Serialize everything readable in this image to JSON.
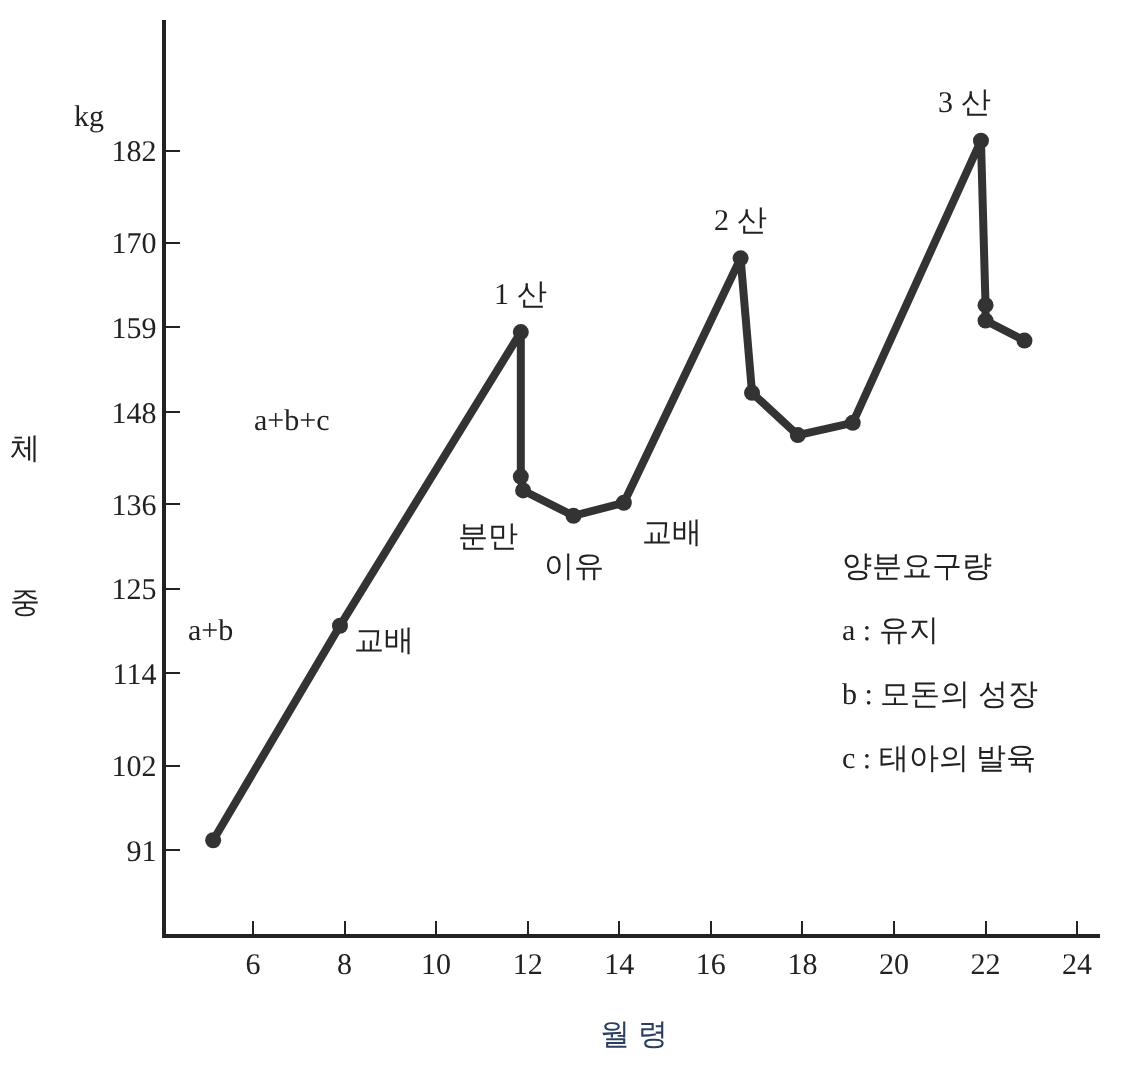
{
  "chart_data": {
    "type": "line",
    "xlabel": "월 령",
    "x": [
      5.13,
      7.9,
      11.85,
      11.85,
      11.9,
      13.0,
      14.1,
      16.65,
      16.9,
      17.9,
      19.1,
      21.9,
      22.0,
      22.0,
      22.85
    ],
    "series": [
      {
        "color": "#333333",
        "values": [
          92.3,
          120.2,
          158.4,
          139.6,
          137.8,
          134.5,
          136.2,
          168,
          150.5,
          145,
          146.6,
          183.3,
          161.9,
          159.9,
          157.3
        ]
      }
    ],
    "xlim": [
      4.1,
      24.5
    ],
    "xticks": [
      6,
      8,
      10,
      12,
      14,
      16,
      18,
      20,
      22,
      24
    ],
    "ylim": [
      80.1,
      199
    ],
    "yticks": [
      91,
      102,
      114,
      125,
      136,
      148,
      159,
      170,
      182
    ],
    "marker": "circle",
    "line_style": "solid",
    "annotations": [
      "kg",
      {
        "text": "1 산",
        "x": 11.85,
        "y": 158.4
      },
      {
        "text": "2 산",
        "x": 16.65,
        "y": 168
      },
      {
        "text": "3 산",
        "x": 21.9,
        "y": 183.3
      },
      {
        "text": "교배",
        "x": 7.9,
        "y": 120.2
      },
      {
        "text": "분만",
        "x": 11.9,
        "y": 137.8
      },
      {
        "text": "이유",
        "x": 13.0,
        "y": 134.5
      },
      {
        "text": "교배",
        "x": 14.1,
        "y": 136.2
      },
      "a+b",
      "a+b+c",
      "양분요구량",
      "a : 유지",
      "b : 모돈의 성장",
      "c : 태아의 발육",
      "체",
      "중"
    ]
  }
}
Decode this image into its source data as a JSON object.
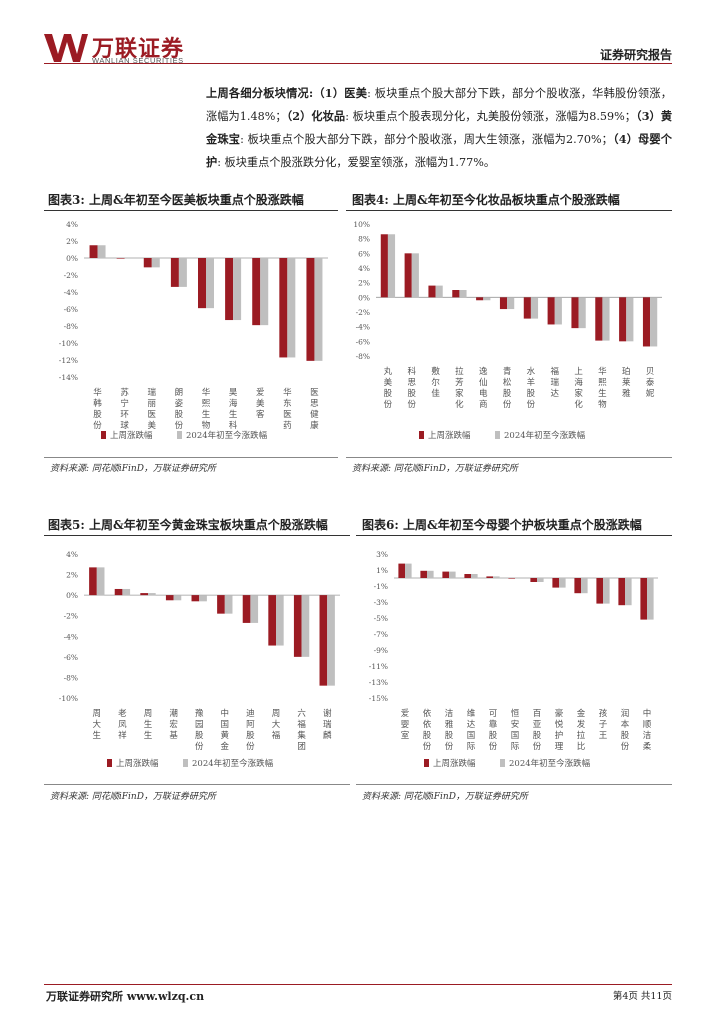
{
  "header": {
    "logo_cn": "万联证券",
    "logo_en": "WANLIAN SECURITIES",
    "report_type": "证券研究报告"
  },
  "colors": {
    "brand": "#9b1b23",
    "series_week": "#9b1b23",
    "series_ytd": "#bfbfbf"
  },
  "summary": {
    "lead": "上周各细分板块情况:",
    "p1_tag": "（1）医美",
    "p1_text": ": 板块重点个股大部分下跌，部分个股收涨，华韩股份领涨，涨幅为1.48%；",
    "p2_tag": "（2）化妆品",
    "p2_text": ": 板块重点个股表现分化，丸美股份领涨，涨幅为8.59%；",
    "p3_tag": "（3）黄金珠宝",
    "p3_text": ": 板块重点个股大部分下跌，部分个股收涨，周大生领涨，涨幅为2.70%；",
    "p4_tag": "（4）母婴个护",
    "p4_text": ": 板块重点个股涨跌分化，爱婴室领涨，涨幅为1.77%。"
  },
  "figures": [
    {
      "title": "图表3:  上周&年初至今医美板块重点个股涨跌幅",
      "source": "资料来源: 同花顺iFinD，万联证券研究所"
    },
    {
      "title": "图表4:  上周&年初至今化妆品板块重点个股涨跌幅",
      "source": "资料来源: 同花顺iFinD，万联证券研究所"
    },
    {
      "title": "图表5:  上周&年初至今黄金珠宝板块重点个股涨跌幅",
      "source": "资料来源: 同花顺iFinD，万联证券研究所"
    },
    {
      "title": "图表6:  上周&年初至今母婴个护板块重点个股涨跌幅",
      "source": "资料来源: 同花顺iFinD，万联证券研究所"
    }
  ],
  "chart_data": [
    {
      "type": "bar",
      "title": "上周&年初至今医美板块重点个股涨跌幅",
      "categories": [
        "华韩股份",
        "苏宁环球",
        "瑞丽医美",
        "朗姿股份",
        "华熙生物",
        "昊海生科",
        "爱美客",
        "华东医药",
        "医思健康"
      ],
      "series": [
        {
          "name": "上周涨跌幅",
          "values": [
            1.5,
            0.0,
            -1.1,
            -3.4,
            -5.9,
            -7.3,
            -7.9,
            -11.7,
            -12.1
          ]
        },
        {
          "name": "2024年初至今涨跌幅",
          "values": [
            1.5,
            0.0,
            -1.1,
            -3.4,
            -5.9,
            -7.3,
            -7.9,
            -11.7,
            -12.1
          ]
        }
      ],
      "ylim": [
        -14,
        4
      ],
      "yticks": [
        4,
        2,
        0,
        -2,
        -4,
        -6,
        -8,
        -10,
        -12,
        -14
      ],
      "ytick_labels": [
        "4%",
        "2%",
        "0%",
        "-2%",
        "-4%",
        "-6%",
        "-8%",
        "-10%",
        "-12%",
        "-14%"
      ],
      "legend": "bottom"
    },
    {
      "type": "bar",
      "title": "上周&年初至今化妆品板块重点个股涨跌幅",
      "categories": [
        "丸美股份",
        "科思股份",
        "敷尔佳",
        "拉芳家化",
        "逸仙电商",
        "青松股份",
        "水羊股份",
        "福瑞达",
        "上海家化",
        "华熙生物",
        "珀莱雅",
        "贝泰妮"
      ],
      "series": [
        {
          "name": "上周涨跌幅",
          "values": [
            8.6,
            6.0,
            1.6,
            1.0,
            -0.4,
            -1.6,
            -2.9,
            -3.7,
            -4.2,
            -5.9,
            -6.0,
            -6.7
          ]
        },
        {
          "name": "2024年初至今涨跌幅",
          "values": [
            8.6,
            6.0,
            1.6,
            1.0,
            -0.4,
            -1.6,
            -2.9,
            -3.7,
            -4.2,
            -5.9,
            -6.0,
            -6.7
          ]
        }
      ],
      "ylim": [
        -8,
        10
      ],
      "yticks": [
        10,
        8,
        6,
        4,
        2,
        0,
        -2,
        -4,
        -6,
        -8
      ],
      "ytick_labels": [
        "10%",
        "8%",
        "6%",
        "4%",
        "2%",
        "0%",
        "-2%",
        "-4%",
        "-6%",
        "-8%"
      ],
      "legend": "bottom"
    },
    {
      "type": "bar",
      "title": "上周&年初至今黄金珠宝板块重点个股涨跌幅",
      "categories": [
        "周大生",
        "老凤祥",
        "周生生",
        "潮宏基",
        "豫园股份",
        "中国黄金",
        "迪阿股份",
        "周大福",
        "六福集团",
        "谢瑞麟"
      ],
      "series": [
        {
          "name": "上周涨跌幅",
          "values": [
            2.7,
            0.6,
            0.2,
            -0.5,
            -0.6,
            -1.8,
            -2.7,
            -4.9,
            -6.0,
            -8.8
          ]
        },
        {
          "name": "2024年初至今涨跌幅",
          "values": [
            2.7,
            0.6,
            0.2,
            -0.5,
            -0.6,
            -1.8,
            -2.7,
            -4.9,
            -6.0,
            -8.8
          ]
        }
      ],
      "ylim": [
        -10,
        4
      ],
      "yticks": [
        4,
        2,
        0,
        -2,
        -4,
        -6,
        -8,
        -10
      ],
      "ytick_labels": [
        "4%",
        "2%",
        "0%",
        "-2%",
        "-4%",
        "-6%",
        "-8%",
        "-10%"
      ],
      "legend": "bottom"
    },
    {
      "type": "bar",
      "title": "上周&年初至今母婴个护板块重点个股涨跌幅",
      "categories": [
        "爱婴室",
        "依依股份",
        "洁雅股份",
        "维达国际",
        "可靠股份",
        "恒安国际",
        "百亚股份",
        "豪悦护理",
        "金发拉比",
        "孩子王",
        "润本股份",
        "中顺洁柔"
      ],
      "series": [
        {
          "name": "上周涨跌幅",
          "values": [
            1.8,
            0.9,
            0.8,
            0.5,
            0.2,
            0.0,
            -0.5,
            -1.2,
            -1.9,
            -3.2,
            -3.4,
            -5.2
          ]
        },
        {
          "name": "2024年初至今涨跌幅",
          "values": [
            1.8,
            0.9,
            0.8,
            0.5,
            0.2,
            0.0,
            -0.5,
            -1.2,
            -1.9,
            -3.2,
            -3.4,
            -5.2
          ]
        }
      ],
      "ylim": [
        -15,
        3
      ],
      "yticks": [
        3,
        1,
        -1,
        -3,
        -5,
        -7,
        -9,
        -11,
        -13,
        -15
      ],
      "ytick_labels": [
        "3%",
        "1%",
        "-1%",
        "-3%",
        "-5%",
        "-7%",
        "-9%",
        "-11%",
        "-13%",
        "-15%"
      ],
      "legend": "bottom"
    }
  ],
  "footer": {
    "left": "万联证券研究所  www.wlzq.cn",
    "right": "第4页 共11页"
  }
}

□ □ □

== Aim ==
Gather every line from the listing above in which the word "年初至今化妆品板块重点个股涨跌幅" appears.

== Complete output ==
      "title": "图表4:  上周&年初至今化妆品板块重点个股涨跌幅",
      "title": "上周&年初至今化妆品板块重点个股涨跌幅",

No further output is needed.